WHAT YOU HAVE TO DO
Scan the listing below. Report each line that includes "progression".

DATA RECORDS
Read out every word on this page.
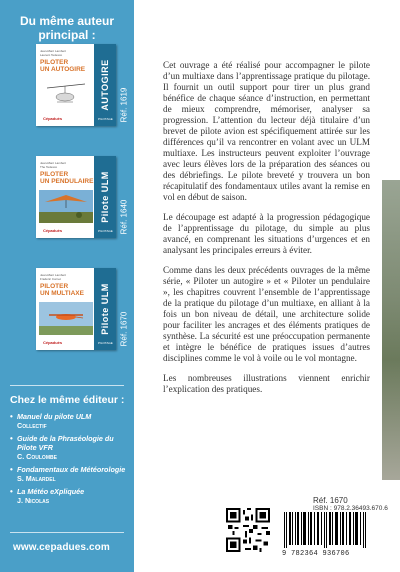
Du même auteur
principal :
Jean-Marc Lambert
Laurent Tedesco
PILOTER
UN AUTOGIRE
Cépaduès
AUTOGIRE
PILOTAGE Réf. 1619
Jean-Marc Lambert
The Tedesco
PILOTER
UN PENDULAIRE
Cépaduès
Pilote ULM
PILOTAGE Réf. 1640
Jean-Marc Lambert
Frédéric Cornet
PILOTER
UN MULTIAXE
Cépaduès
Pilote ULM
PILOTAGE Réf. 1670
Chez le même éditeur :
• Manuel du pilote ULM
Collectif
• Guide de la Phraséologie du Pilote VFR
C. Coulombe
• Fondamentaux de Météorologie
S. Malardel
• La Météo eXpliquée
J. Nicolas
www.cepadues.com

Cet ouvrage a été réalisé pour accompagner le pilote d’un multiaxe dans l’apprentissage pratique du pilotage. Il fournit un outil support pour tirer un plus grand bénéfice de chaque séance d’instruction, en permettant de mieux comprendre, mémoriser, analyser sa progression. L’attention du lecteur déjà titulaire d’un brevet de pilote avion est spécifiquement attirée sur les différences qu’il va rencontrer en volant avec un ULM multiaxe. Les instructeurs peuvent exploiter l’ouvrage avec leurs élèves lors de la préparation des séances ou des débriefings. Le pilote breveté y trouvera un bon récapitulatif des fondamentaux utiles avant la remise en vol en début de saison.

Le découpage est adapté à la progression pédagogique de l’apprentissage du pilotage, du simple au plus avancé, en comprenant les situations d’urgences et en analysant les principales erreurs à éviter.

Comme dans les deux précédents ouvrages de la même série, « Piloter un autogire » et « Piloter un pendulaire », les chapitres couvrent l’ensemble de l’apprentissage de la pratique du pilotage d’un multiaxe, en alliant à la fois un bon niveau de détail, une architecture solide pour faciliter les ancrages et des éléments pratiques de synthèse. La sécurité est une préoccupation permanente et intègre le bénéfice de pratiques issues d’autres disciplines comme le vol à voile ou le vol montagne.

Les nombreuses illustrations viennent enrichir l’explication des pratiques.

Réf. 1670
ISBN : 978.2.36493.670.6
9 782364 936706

COMPLETE RESPONSE
Cet ouvrage a été réalisé pour accompagner le pilote d’un multiaxe dans l’apprentissage pratique du pilotage. Il fournit un outil support pour tirer un plus grand bénéfice de chaque séance d’instruction, en permettant de mieux comprendre, mémoriser, analyser sa progression. L’attention du lecteur déjà titulaire d’un brevet de pilote avion est spécifiquement attirée sur les différences qu’il va rencontrer en volant avec un ULM multiaxe. Les instructeurs peuvent exploiter l’ouvrage avec leurs élèves lors de la préparation des séances ou des débriefings. Le pilote breveté y trouvera un bon récapitulatif des fondamentaux utiles avant la remise en vol en début de saison.
Le découpage est adapté à la progression pédagogique de l’apprentissage du pilotage, du simple au plus avancé, en comprenant les situations d’urgences et en analysant les principales erreurs à éviter.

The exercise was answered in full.